What the task requires: Return a copy of each line that holds the string "from".

[Records that describe figures]
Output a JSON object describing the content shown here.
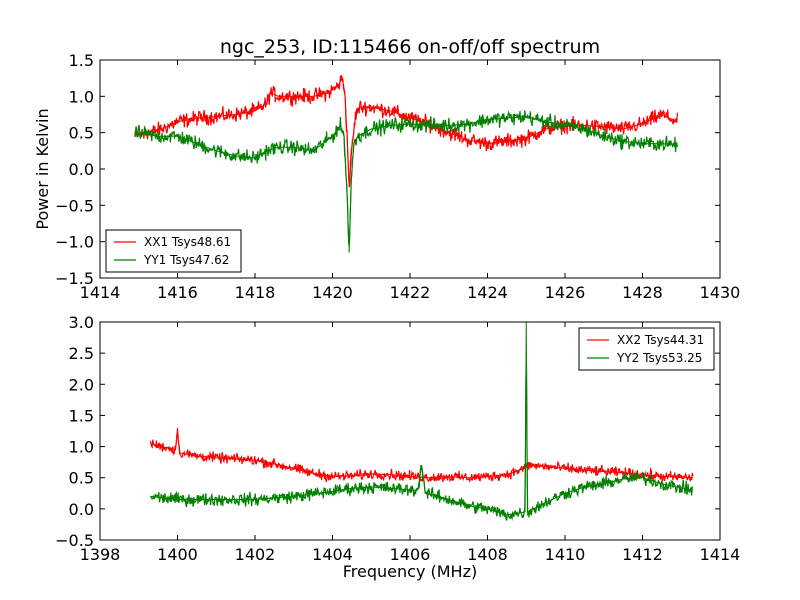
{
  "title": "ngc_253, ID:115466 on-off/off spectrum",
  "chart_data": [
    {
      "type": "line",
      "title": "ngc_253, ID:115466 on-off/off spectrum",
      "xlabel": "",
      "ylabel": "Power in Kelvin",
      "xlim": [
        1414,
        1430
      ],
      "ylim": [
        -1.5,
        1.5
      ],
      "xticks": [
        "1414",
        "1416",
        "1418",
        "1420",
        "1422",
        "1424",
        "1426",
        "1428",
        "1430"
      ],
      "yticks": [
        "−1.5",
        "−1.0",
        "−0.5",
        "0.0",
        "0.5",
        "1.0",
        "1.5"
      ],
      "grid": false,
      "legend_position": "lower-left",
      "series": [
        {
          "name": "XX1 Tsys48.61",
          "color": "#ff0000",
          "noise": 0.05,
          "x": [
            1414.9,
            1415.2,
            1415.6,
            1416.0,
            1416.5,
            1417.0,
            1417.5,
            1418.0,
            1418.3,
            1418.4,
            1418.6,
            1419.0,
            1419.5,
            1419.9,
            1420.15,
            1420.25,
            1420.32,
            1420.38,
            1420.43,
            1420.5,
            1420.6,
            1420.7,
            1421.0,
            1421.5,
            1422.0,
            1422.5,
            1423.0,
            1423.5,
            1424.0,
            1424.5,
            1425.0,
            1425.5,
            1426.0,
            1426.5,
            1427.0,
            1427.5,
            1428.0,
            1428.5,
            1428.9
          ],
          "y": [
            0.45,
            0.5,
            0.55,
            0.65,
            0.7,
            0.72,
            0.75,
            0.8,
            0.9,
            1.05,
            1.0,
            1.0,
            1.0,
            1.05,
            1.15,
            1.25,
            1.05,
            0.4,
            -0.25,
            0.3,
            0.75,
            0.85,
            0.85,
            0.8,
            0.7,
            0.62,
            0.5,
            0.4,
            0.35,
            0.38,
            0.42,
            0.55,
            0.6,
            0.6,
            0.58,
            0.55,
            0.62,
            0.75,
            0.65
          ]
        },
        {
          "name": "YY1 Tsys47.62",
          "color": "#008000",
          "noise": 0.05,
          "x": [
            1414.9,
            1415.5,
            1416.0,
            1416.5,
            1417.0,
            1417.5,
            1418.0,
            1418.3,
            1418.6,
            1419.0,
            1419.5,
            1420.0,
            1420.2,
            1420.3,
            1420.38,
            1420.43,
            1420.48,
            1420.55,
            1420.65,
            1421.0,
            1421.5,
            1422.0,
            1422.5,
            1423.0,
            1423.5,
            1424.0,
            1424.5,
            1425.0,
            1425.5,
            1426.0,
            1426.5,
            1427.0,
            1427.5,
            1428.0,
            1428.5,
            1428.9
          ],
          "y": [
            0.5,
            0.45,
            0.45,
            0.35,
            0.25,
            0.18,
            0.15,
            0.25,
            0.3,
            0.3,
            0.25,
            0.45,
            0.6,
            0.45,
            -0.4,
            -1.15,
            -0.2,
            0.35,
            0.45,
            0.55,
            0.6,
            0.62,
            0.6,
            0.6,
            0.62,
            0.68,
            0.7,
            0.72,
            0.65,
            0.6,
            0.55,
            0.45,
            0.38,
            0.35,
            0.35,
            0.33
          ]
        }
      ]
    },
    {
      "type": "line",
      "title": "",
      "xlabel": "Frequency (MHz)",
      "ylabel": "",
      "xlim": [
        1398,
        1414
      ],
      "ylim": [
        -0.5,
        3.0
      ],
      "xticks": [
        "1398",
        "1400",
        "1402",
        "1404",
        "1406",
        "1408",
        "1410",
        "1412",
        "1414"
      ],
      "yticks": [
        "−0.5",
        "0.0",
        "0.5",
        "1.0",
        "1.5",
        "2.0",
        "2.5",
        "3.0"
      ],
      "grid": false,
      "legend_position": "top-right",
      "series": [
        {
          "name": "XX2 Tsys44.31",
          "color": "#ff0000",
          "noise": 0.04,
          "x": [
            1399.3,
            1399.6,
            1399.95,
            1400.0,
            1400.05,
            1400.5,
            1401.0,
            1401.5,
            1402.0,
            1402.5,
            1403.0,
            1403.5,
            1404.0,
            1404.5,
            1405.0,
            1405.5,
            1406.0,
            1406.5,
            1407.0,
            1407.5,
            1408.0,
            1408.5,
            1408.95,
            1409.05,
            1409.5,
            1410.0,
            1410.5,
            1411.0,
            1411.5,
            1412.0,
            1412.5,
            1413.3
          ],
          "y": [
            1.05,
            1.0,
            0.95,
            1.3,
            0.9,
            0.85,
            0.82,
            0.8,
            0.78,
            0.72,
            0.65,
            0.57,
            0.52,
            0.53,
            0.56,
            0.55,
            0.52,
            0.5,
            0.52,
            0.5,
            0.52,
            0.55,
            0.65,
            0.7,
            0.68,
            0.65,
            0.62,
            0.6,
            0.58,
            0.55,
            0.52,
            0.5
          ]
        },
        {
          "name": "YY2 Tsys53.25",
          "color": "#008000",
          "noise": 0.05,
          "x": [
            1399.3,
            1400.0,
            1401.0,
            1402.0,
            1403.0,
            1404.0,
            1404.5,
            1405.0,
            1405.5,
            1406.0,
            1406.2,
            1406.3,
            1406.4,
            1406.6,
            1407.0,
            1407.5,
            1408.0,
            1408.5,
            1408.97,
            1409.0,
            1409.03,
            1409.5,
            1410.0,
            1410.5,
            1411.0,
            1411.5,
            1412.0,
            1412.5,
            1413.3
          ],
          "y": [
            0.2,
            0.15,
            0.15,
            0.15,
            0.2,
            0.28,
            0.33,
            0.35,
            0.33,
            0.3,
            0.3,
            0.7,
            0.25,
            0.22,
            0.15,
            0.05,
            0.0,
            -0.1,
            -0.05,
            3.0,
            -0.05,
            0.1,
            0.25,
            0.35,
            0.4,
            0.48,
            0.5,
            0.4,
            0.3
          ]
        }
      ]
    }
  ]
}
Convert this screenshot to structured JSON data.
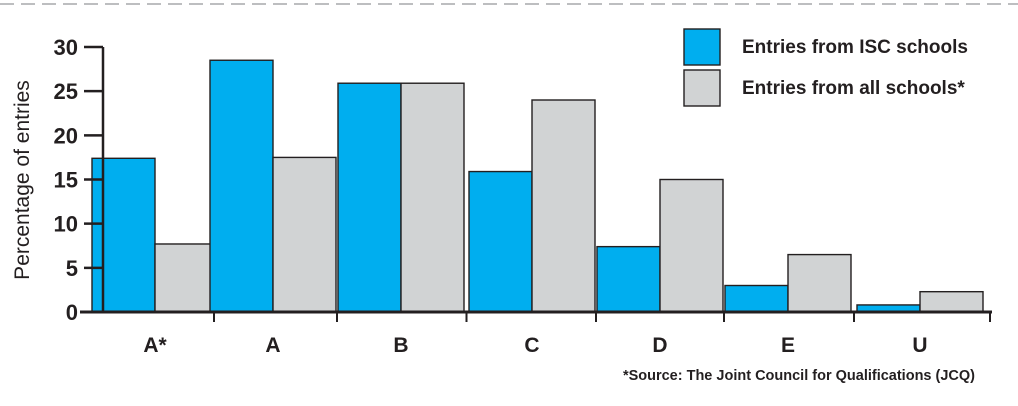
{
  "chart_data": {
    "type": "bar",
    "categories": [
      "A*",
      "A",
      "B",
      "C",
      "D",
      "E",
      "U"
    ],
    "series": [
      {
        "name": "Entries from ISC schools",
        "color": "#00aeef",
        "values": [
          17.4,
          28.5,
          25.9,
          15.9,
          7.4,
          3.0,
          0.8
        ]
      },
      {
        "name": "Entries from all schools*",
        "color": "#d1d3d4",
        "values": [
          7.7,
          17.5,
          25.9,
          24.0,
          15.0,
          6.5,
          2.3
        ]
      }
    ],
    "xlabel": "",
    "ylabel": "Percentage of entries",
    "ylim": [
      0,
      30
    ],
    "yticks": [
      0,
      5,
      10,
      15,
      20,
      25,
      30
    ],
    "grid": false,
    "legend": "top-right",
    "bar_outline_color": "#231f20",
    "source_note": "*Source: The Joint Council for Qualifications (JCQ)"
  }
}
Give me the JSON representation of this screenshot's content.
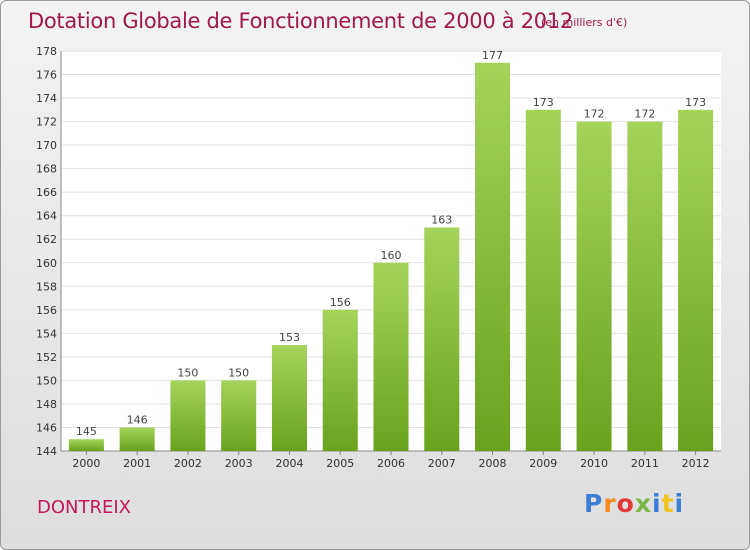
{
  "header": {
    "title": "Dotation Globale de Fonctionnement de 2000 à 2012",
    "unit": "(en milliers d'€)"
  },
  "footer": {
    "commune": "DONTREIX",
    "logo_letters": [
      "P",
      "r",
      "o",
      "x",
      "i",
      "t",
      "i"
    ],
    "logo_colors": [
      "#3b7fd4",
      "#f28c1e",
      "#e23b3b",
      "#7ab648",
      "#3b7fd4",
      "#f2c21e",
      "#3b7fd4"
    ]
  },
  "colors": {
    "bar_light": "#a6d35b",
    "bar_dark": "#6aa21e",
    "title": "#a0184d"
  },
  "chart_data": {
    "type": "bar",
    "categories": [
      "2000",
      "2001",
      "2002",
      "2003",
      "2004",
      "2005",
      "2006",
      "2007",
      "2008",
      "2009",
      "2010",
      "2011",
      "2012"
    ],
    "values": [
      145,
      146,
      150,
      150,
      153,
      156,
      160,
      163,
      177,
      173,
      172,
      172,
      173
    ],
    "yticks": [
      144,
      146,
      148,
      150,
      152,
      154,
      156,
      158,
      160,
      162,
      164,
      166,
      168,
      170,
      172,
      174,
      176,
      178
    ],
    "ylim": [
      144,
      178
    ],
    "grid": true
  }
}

Answer to this task:
        "name": "Entries from ISC schools",
        "name": "Entries from all schools*",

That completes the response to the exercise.